• [TO DO] Spot each line that carries the word "from"; copy those lines.

• [MATERIAL SUPPLIED]

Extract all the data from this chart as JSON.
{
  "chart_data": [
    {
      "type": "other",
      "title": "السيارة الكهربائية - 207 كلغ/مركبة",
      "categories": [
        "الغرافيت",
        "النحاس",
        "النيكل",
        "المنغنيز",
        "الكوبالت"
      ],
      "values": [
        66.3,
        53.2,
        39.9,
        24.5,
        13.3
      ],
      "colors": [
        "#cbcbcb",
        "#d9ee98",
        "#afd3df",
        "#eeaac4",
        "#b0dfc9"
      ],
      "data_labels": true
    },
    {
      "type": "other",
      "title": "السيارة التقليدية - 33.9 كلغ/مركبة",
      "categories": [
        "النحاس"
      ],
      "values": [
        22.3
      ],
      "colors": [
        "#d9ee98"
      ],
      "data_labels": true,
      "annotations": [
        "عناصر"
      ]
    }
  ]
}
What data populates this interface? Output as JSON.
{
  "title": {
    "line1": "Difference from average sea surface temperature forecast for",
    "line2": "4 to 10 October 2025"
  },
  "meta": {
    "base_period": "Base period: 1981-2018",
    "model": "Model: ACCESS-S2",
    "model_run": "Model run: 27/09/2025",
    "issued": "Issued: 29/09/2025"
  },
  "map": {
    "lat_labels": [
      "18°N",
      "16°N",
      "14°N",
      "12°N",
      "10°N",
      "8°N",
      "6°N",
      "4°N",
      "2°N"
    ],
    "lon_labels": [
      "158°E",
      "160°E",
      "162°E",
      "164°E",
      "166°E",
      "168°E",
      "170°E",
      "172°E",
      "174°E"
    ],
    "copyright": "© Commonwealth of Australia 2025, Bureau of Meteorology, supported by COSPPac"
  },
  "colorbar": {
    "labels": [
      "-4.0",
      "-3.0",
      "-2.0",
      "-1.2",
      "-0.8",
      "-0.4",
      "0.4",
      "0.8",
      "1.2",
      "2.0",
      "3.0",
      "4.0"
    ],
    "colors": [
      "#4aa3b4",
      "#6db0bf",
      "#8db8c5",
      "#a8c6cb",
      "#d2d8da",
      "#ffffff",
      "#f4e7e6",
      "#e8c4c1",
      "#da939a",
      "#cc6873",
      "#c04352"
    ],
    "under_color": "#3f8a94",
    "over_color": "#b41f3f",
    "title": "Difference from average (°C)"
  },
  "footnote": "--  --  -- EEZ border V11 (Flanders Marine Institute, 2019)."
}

• [RESPONSE BELOW]
Extract all the data from this chart as JSON.
    "line1": "Difference from average sea surface temperature forecast for",
    "title": "Difference from average (°C)"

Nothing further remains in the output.